* Begin EXTRACTED DATA *
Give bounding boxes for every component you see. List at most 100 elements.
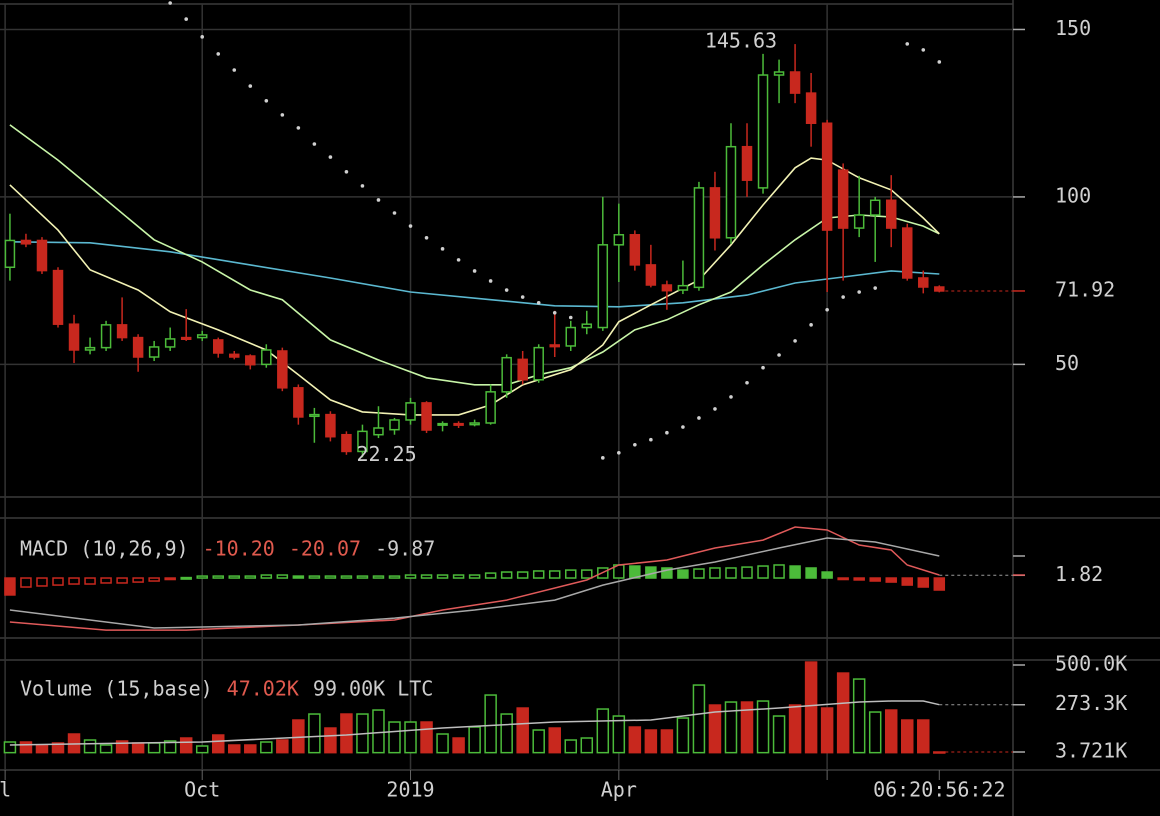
histogram-bar	[132, 577, 144, 583]
histogram-bar	[308, 575, 321, 579]
histogram-bar	[100, 577, 112, 584]
candle-body	[837, 169, 849, 229]
volume-bar	[99, 744, 113, 754]
sar-dot	[729, 395, 733, 399]
sar-dot	[408, 224, 413, 228]
volume-bar	[724, 701, 738, 754]
histogram-bar	[68, 577, 80, 585]
histogram-bar	[741, 566, 753, 579]
histogram-bar	[677, 569, 689, 579]
last-price-label: 71.92	[1055, 277, 1115, 301]
volume-bar	[292, 719, 305, 754]
axes: l Oct 2019 Apr 06:20:56:22 50 100 150 145.63 22.2…	[0, 16, 1127, 802]
sar-dot	[216, 52, 221, 56]
volume-bar	[500, 713, 513, 754]
histogram-bar	[196, 575, 208, 579]
histogram-bar	[292, 575, 305, 579]
indicator-readout: 99.00K LTC	[313, 677, 433, 701]
sar-dot	[200, 35, 205, 39]
sar-dot	[424, 235, 429, 240]
histogram-bar	[276, 574, 289, 579]
candle-body	[885, 199, 897, 229]
volume-bar	[756, 700, 770, 754]
candle-body	[148, 346, 160, 358]
histogram-bar	[532, 570, 545, 579]
volume-bar	[260, 741, 273, 754]
sar-dot	[376, 198, 381, 202]
volume-bar	[51, 742, 65, 754]
candle-body	[645, 264, 657, 286]
y-tick-label: 3.721K	[1055, 738, 1127, 762]
indicator-readout: -20.07	[289, 537, 361, 561]
histogram-bar	[372, 575, 385, 579]
histogram-bar	[757, 565, 769, 579]
volume-bar	[772, 715, 786, 754]
sar-dot	[520, 295, 525, 299]
indicator-readout: 47.02K	[227, 677, 299, 701]
candle-body	[261, 349, 272, 366]
histogram-bar	[36, 577, 48, 587]
candle-body	[533, 346, 544, 381]
candle-body	[805, 92, 817, 124]
candle-body	[693, 187, 705, 289]
candle-body	[757, 74, 769, 189]
candle-body	[501, 356, 512, 393]
volume-bar	[163, 740, 177, 754]
histogram-bar	[164, 577, 176, 581]
sar-dot	[280, 113, 285, 117]
volume-bar	[276, 739, 289, 754]
sar-dot	[633, 442, 637, 447]
volume-bar	[692, 684, 706, 754]
sar-dot	[264, 99, 269, 103]
candle-body	[709, 187, 721, 239]
histogram-bar	[885, 577, 897, 583]
candle-body	[325, 413, 336, 438]
candle-body	[212, 339, 224, 354]
candle-body	[229, 353, 240, 358]
histogram-bar	[180, 576, 192, 580]
volume-bar	[820, 707, 834, 754]
sar-dot	[825, 307, 829, 312]
sar-dot	[857, 290, 861, 294]
candle-body	[629, 234, 641, 266]
sar-dot	[552, 311, 557, 315]
candle-body	[309, 413, 320, 418]
x-tick-label: l	[0, 778, 11, 802]
candle-body	[741, 145, 753, 181]
candle-body	[901, 227, 913, 279]
histogram-bar	[821, 571, 833, 579]
candle-body	[405, 402, 416, 421]
candle-body	[164, 338, 176, 348]
volume-bar	[3, 741, 17, 754]
candle-body	[84, 346, 96, 351]
volume-bar	[788, 704, 802, 754]
sar-dot	[248, 84, 253, 88]
indicator-title: Volume (15,base)	[20, 677, 213, 701]
y-tick-label: 150	[1055, 16, 1091, 40]
volume-bar	[340, 713, 353, 754]
volume-bar	[420, 721, 433, 754]
sar-dot	[568, 315, 573, 320]
candle-body	[853, 214, 865, 229]
histogram-bar	[452, 574, 465, 579]
histogram-bar	[228, 575, 241, 579]
candle-body	[132, 336, 144, 358]
candle-body	[421, 402, 432, 431]
sar-dot	[713, 407, 717, 411]
histogram-bar	[404, 574, 417, 579]
candle-body	[373, 427, 384, 436]
histogram-bar	[789, 565, 801, 579]
histogram-bar	[773, 564, 785, 579]
candle-body	[469, 422, 480, 426]
sar-dot	[665, 430, 669, 435]
histogram-bar	[260, 574, 273, 579]
histogram-bar	[116, 577, 128, 584]
high-label: 145.63	[705, 29, 777, 53]
candle-body	[68, 323, 80, 351]
volume-bar	[612, 715, 626, 754]
histogram-bar	[468, 574, 481, 579]
candle-body	[52, 269, 64, 325]
sar-dot	[793, 339, 797, 343]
* End EXTRACTED DATA *
Convert every line of the listing above into a Markdown table with the columns Index and Entry, numbering the rows in order and omitting blank lines. Leave the picture out of the table.

**REPLY:**
| Index | Entry |
|---|---|
| 1 | Give bounding boxes for every component you see. List at most 100 elements. |
| 2 | histogram-bar	[132, 577, 144, 583] |
| 3 | histogram-bar	[308, 575, 321, 579] |
| 4 | histogram-bar	[100, 577, 112, 584] |
| 5 | candle-body	[837, 169, 849, 229] |
| 6 | volume-bar	[99, 744, 113, 754] |
| 7 | sar-dot	[729, 395, 733, 399] |
| 8 | sar-dot	[408, 224, 413, 228] |
| 9 | volume-bar	[724, 701, 738, 754] |
| 10 | histogram-bar	[68, 577, 80, 585] |
| 11 | histogram-bar	[741, 566, 753, 579] |
| 12 | histogram-bar	[677, 569, 689, 579] |
| 13 | last-price-label: 71.92	[1055, 277, 1115, 301] |
| 14 | volume-bar	[292, 719, 305, 754] |
| 15 | axes: l Oct 2019 Apr 06:20:56:22 50 100 150 145.63 22.2…	[0, 16, 1127, 802] |
| 16 | sar-dot	[216, 52, 221, 56] |
| 17 | volume-bar	[500, 713, 513, 754] |
| 18 | histogram-bar	[196, 575, 208, 579] |
| 19 | histogram-bar	[292, 575, 305, 579] |
| 20 | indicator-readout: 99.00K LTC	[313, 677, 433, 701] |
| 21 | sar-dot	[200, 35, 205, 39] |
| 22 | sar-dot	[424, 235, 429, 240] |
| 23 | histogram-bar	[276, 574, 289, 579] |
| 24 | candle-body	[885, 199, 897, 229] |
| 25 | volume-bar	[756, 700, 770, 754] |
| 26 | candle-body	[148, 346, 160, 358] |
| 27 | histogram-bar	[532, 570, 545, 579] |
| 28 | volume-bar	[260, 741, 273, 754] |
| 29 | sar-dot	[376, 198, 381, 202] |
| 30 | volume-bar	[51, 742, 65, 754] |
| 31 | candle-body	[645, 264, 657, 286] |
| 32 | y-tick-label: 3.721K	[1055, 738, 1127, 762] |
| 33 | indicator-readout: -20.07	[289, 537, 361, 561] |
| 34 | histogram-bar	[372, 575, 385, 579] |
| 35 | histogram-bar	[757, 565, 769, 579] |
| 36 | volume-bar	[772, 715, 786, 754] |
| 37 | sar-dot	[520, 295, 525, 299] |
| 38 | indicator-readout: 47.02K	[227, 677, 299, 701] |
| 39 | candle-body	[261, 349, 272, 366] |
| 40 | histogram-bar	[36, 577, 48, 587] |
| 41 | candle-body	[533, 346, 544, 381] |
| 42 | candle-body	[805, 92, 817, 124] |
| 43 | candle-body	[693, 187, 705, 289] |
| 44 | candle-body	[757, 74, 769, 189] |
| 45 | candle-body	[501, 356, 512, 393] |
| 46 | volume-bar	[163, 740, 177, 754] |
| 47 | histogram-bar	[164, 577, 176, 581] |
| 48 | sar-dot	[280, 113, 285, 117] |
| 49 | volume-bar	[276, 739, 289, 754] |
| 50 | sar-dot	[633, 442, 637, 447] |
| 51 | volume-bar	[692, 684, 706, 754] |
| 52 | sar-dot	[264, 99, 269, 103] |
| 53 | candle-body	[709, 187, 721, 239] |
| 54 | histogram-bar	[885, 577, 897, 583] |
| 55 | candle-body	[325, 413, 336, 438] |
| 56 | candle-body	[212, 339, 224, 354] |
| 57 | candle-body	[229, 353, 240, 358] |
| 58 | histogram-bar	[180, 576, 192, 580] |
| 59 | volume-bar	[820, 707, 834, 754] |
| 60 | sar-dot	[825, 307, 829, 312] |
| 61 | sar-dot	[857, 290, 861, 294] |
| 62 | candle-body	[629, 234, 641, 266] |
| 63 | sar-dot	[552, 311, 557, 315] |
| 64 | candle-body	[309, 413, 320, 418] |
| 65 | x-tick-label: l	[0, 778, 11, 802] |
| 66 | candle-body	[741, 145, 753, 181] |
| 67 | candle-body	[901, 227, 913, 279] |
| 68 | histogram-bar	[821, 571, 833, 579] |
| 69 | candle-body	[405, 402, 416, 421] |
| 70 | candle-body	[164, 338, 176, 348] |
| 71 | volume-bar	[3, 741, 17, 754] |
| 72 | candle-body	[84, 346, 96, 351] |
| 73 | volume-bar	[788, 704, 802, 754] |
| 74 | sar-dot	[248, 84, 253, 88] |
| 75 | indicator-title: Volume (15,base)	[20, 677, 213, 701] |
| 76 | y-tick-label: 150	[1055, 16, 1091, 40] |
| 77 | volume-bar	[340, 713, 353, 754] |
| 78 | volume-bar	[420, 721, 433, 754] |
| 79 | sar-dot	[568, 315, 573, 320] |
| 80 | candle-body	[853, 214, 865, 229] |
| 81 | histogram-bar	[452, 574, 465, 579] |
| 82 | histogram-bar	[228, 575, 241, 579] |
| 83 | candle-body	[132, 336, 144, 358] |
| 84 | candle-body	[421, 402, 432, 431] |
| 85 | sar-dot	[713, 407, 717, 411] |
| 86 | histogram-bar	[404, 574, 417, 579] |
| 87 | candle-body	[373, 427, 384, 436] |
| 88 | histogram-bar	[789, 565, 801, 579] |
| 89 | histogram-bar	[773, 564, 785, 579] |
| 90 | candle-body	[469, 422, 480, 426] |
| 91 | sar-dot	[665, 430, 669, 435] |
| 92 | histogram-bar	[260, 574, 273, 579] |
| 93 | histogram-bar	[116, 577, 128, 584] |
| 94 | high-label: 145.63	[705, 29, 777, 53] |
| 95 | candle-body	[68, 323, 80, 351] |
| 96 | volume-bar	[612, 715, 626, 754] |
| 97 | histogram-bar	[468, 574, 481, 579] |
| 98 | candle-body	[52, 269, 64, 325] |
| 99 | sar-dot	[793, 339, 797, 343] |